EXERCISE INSTRUCTIONS: Copy the records word for word, starting at the first line and ending with the line that contains "button[interactable]: Wallpaper (12, 505, 151, 527)", both included.

ROWS:
* * * * * * * * *

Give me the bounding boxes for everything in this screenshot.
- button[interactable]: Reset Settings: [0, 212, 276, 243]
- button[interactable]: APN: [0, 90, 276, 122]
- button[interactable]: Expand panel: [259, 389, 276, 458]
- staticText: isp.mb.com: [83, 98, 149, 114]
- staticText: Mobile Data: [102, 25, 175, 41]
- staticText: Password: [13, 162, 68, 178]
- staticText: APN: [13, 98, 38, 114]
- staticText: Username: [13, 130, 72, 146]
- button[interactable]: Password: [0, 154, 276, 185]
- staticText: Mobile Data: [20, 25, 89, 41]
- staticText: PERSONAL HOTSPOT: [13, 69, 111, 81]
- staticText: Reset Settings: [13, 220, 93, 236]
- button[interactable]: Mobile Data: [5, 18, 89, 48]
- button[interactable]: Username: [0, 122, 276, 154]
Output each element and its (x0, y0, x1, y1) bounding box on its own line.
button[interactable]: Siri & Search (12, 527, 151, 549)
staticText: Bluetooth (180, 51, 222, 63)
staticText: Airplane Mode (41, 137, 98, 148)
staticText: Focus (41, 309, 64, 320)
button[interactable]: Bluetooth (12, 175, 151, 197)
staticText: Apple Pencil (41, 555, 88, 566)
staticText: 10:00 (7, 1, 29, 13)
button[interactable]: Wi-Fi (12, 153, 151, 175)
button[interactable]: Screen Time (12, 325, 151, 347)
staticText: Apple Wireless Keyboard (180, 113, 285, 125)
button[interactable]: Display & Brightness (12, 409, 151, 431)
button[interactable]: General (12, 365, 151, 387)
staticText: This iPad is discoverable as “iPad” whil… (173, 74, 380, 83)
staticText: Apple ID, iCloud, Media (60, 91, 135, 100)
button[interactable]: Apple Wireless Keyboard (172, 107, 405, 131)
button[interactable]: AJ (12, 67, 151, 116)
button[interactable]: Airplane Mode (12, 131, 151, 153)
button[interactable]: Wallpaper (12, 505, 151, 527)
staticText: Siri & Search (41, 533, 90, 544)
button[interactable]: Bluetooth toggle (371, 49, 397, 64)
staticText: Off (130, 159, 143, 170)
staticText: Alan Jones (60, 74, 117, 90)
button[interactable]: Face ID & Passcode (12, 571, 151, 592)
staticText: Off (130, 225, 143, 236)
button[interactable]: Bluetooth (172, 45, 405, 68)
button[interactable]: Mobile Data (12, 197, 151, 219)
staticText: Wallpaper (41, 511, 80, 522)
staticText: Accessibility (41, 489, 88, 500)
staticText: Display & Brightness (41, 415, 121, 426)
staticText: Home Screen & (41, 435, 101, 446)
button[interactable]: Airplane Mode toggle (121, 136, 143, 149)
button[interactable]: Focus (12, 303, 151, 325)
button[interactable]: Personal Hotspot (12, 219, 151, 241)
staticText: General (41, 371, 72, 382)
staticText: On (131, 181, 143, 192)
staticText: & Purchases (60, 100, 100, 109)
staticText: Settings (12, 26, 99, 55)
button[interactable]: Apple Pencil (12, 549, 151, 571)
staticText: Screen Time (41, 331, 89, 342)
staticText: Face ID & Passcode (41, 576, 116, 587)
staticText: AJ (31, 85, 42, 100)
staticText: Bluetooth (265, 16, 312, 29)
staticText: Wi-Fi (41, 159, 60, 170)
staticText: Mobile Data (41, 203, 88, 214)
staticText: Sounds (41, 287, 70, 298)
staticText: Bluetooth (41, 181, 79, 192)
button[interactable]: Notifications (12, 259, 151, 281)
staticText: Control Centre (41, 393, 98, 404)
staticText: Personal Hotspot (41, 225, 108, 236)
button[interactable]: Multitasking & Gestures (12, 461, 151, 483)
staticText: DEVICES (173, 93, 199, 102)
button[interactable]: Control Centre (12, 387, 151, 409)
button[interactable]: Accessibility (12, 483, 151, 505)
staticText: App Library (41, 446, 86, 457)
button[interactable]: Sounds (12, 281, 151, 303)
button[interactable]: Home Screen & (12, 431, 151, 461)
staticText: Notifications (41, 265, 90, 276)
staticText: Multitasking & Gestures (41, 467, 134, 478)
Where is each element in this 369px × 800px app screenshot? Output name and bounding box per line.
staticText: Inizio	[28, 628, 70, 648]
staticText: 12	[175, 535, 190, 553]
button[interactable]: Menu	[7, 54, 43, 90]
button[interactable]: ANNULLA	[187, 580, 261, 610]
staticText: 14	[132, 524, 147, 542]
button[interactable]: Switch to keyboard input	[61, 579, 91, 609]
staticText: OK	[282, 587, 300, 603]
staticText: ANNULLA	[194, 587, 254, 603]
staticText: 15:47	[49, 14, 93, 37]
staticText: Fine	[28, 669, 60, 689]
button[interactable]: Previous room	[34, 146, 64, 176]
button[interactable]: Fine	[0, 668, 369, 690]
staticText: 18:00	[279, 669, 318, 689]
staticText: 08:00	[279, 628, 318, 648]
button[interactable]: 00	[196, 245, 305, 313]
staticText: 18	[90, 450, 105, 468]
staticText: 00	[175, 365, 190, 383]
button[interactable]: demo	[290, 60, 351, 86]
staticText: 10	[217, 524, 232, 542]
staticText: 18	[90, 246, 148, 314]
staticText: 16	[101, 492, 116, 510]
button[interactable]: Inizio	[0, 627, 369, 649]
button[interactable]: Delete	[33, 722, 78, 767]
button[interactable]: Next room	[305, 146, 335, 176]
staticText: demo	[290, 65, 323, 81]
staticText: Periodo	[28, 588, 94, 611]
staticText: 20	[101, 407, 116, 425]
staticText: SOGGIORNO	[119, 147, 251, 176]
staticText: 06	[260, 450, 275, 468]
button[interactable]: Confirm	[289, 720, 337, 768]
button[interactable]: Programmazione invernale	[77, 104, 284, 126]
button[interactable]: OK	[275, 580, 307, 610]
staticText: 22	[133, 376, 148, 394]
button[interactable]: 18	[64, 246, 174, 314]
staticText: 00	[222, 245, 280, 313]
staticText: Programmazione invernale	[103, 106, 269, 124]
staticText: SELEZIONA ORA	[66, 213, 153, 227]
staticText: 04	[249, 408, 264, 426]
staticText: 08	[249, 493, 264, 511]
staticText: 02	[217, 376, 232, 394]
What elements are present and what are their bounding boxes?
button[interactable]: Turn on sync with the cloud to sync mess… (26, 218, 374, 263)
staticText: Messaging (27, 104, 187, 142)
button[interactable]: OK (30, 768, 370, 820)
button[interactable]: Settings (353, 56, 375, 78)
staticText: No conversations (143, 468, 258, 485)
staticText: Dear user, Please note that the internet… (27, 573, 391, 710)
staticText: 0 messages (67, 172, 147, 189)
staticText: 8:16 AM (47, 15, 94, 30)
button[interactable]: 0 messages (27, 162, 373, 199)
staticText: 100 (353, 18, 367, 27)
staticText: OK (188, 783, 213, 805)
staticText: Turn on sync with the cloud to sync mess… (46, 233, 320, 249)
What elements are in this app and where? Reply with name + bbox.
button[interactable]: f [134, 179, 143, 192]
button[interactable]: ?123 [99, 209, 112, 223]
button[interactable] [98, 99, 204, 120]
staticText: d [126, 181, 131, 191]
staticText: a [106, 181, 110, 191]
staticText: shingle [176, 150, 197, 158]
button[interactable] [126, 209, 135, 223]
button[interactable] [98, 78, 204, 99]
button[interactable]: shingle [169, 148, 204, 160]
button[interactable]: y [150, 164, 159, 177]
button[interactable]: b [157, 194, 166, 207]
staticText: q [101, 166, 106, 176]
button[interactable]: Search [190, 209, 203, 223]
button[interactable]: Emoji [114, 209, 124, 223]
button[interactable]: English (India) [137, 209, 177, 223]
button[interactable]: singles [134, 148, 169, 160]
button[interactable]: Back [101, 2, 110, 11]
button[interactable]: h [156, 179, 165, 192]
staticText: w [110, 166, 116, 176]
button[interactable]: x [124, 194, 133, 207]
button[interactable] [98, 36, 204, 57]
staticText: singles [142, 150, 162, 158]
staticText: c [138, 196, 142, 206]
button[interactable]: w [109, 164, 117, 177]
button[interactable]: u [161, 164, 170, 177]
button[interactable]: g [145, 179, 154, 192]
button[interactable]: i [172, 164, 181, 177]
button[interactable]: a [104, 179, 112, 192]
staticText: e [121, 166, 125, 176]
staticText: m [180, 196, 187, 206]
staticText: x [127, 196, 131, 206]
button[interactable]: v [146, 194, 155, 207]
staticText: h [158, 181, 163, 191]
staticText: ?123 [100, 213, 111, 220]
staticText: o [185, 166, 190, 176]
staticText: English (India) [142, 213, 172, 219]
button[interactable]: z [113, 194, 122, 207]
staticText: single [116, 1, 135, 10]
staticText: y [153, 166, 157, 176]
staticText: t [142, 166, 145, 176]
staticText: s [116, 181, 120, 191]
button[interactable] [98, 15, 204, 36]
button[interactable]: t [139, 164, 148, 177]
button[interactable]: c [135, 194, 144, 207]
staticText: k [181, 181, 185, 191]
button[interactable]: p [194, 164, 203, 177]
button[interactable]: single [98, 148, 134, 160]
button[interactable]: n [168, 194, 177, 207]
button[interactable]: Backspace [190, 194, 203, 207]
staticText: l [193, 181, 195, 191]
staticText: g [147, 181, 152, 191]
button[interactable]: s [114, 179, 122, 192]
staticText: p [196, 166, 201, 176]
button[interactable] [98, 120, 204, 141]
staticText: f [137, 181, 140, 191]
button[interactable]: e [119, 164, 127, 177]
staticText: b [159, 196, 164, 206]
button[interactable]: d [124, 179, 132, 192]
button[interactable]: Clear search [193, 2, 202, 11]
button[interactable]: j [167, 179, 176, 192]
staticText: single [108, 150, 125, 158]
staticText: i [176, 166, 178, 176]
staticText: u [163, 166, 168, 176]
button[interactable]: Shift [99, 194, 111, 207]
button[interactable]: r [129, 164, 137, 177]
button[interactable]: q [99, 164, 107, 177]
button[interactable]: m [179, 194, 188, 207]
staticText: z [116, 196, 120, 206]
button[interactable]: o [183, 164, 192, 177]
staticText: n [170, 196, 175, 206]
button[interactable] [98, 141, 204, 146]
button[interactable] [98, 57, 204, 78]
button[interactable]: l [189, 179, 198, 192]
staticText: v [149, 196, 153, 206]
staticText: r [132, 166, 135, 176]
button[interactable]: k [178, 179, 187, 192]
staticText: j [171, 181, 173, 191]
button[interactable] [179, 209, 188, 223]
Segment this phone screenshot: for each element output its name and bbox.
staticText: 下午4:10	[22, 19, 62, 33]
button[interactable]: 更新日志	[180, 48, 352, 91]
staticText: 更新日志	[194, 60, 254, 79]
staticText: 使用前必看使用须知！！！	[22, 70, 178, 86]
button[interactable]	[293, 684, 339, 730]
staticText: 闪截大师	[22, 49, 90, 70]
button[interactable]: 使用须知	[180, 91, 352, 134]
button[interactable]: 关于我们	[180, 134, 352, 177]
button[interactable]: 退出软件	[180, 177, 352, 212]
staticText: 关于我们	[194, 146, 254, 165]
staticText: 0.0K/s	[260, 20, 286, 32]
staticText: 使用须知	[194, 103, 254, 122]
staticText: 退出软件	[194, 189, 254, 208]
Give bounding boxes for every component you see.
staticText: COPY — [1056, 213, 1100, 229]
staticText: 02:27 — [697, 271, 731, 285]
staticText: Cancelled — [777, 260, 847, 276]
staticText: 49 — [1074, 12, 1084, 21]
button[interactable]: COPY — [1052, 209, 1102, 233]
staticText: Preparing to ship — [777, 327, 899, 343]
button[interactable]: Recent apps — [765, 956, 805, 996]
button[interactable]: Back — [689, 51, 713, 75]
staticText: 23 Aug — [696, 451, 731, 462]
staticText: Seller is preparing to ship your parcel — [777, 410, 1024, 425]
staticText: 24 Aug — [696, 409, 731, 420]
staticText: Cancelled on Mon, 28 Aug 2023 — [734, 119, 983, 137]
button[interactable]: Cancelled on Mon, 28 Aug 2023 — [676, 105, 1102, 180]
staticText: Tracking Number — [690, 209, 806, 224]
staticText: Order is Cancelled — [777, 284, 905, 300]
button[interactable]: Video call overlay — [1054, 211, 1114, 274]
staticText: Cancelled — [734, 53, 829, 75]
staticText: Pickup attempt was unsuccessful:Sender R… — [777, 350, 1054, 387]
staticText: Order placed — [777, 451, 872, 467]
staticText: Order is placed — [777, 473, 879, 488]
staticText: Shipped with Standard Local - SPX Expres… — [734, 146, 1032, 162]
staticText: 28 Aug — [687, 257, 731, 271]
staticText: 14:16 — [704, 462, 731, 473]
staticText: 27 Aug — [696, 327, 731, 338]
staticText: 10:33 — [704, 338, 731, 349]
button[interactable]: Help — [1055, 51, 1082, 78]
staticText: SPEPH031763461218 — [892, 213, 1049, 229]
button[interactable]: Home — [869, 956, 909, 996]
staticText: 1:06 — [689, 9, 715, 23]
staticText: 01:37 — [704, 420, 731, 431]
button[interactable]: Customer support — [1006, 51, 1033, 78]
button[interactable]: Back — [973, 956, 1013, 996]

* * * * * * * * *

TASK ANSWER:
Give me the bounding boxes for everything in this screenshot.
- button[interactable]: Reset Settings: [0, 212, 276, 243]
- button[interactable]: APN: [0, 90, 276, 122]
- button[interactable]: Expand panel: [259, 389, 276, 458]
- staticText: isp.mb.com: [83, 98, 149, 114]
- staticText: Mobile Data: [102, 25, 175, 41]
- staticText: Password: [13, 162, 68, 178]
- staticText: APN: [13, 98, 38, 114]
- staticText: Username: [13, 130, 72, 146]
- button[interactable]: Password: [0, 154, 276, 185]
- staticText: Mobile Data: [20, 25, 89, 41]
- staticText: PERSONAL HOTSPOT: [13, 69, 111, 81]
- staticText: Reset Settings: [13, 220, 93, 236]
- button[interactable]: Mobile Data: [5, 18, 89, 48]
- button[interactable]: Username: [0, 122, 276, 154]
Output each element and its (x0, y0, x1, y1) bounding box on its own line.
button[interactable]: Siri & Search (12, 527, 151, 549)
staticText: Bluetooth (180, 51, 222, 63)
staticText: Airplane Mode (41, 137, 98, 148)
staticText: Focus (41, 309, 64, 320)
button[interactable]: Bluetooth (12, 175, 151, 197)
staticText: Apple Pencil (41, 555, 88, 566)
staticText: 10:00 (7, 1, 29, 13)
button[interactable]: Wi-Fi (12, 153, 151, 175)
button[interactable]: Screen Time (12, 325, 151, 347)
staticText: Apple Wireless Keyboard (180, 113, 285, 125)
button[interactable]: Display & Brightness (12, 409, 151, 431)
button[interactable]: General (12, 365, 151, 387)
staticText: This iPad is discoverable as “iPad” whil… (173, 74, 380, 83)
staticText: Apple ID, iCloud, Media (60, 91, 135, 100)
button[interactable]: Apple Wireless Keyboard (172, 107, 405, 131)
button[interactable]: AJ (12, 67, 151, 116)
button[interactable]: Airplane Mode (12, 131, 151, 153)
button[interactable]: Wallpaper (12, 505, 151, 527)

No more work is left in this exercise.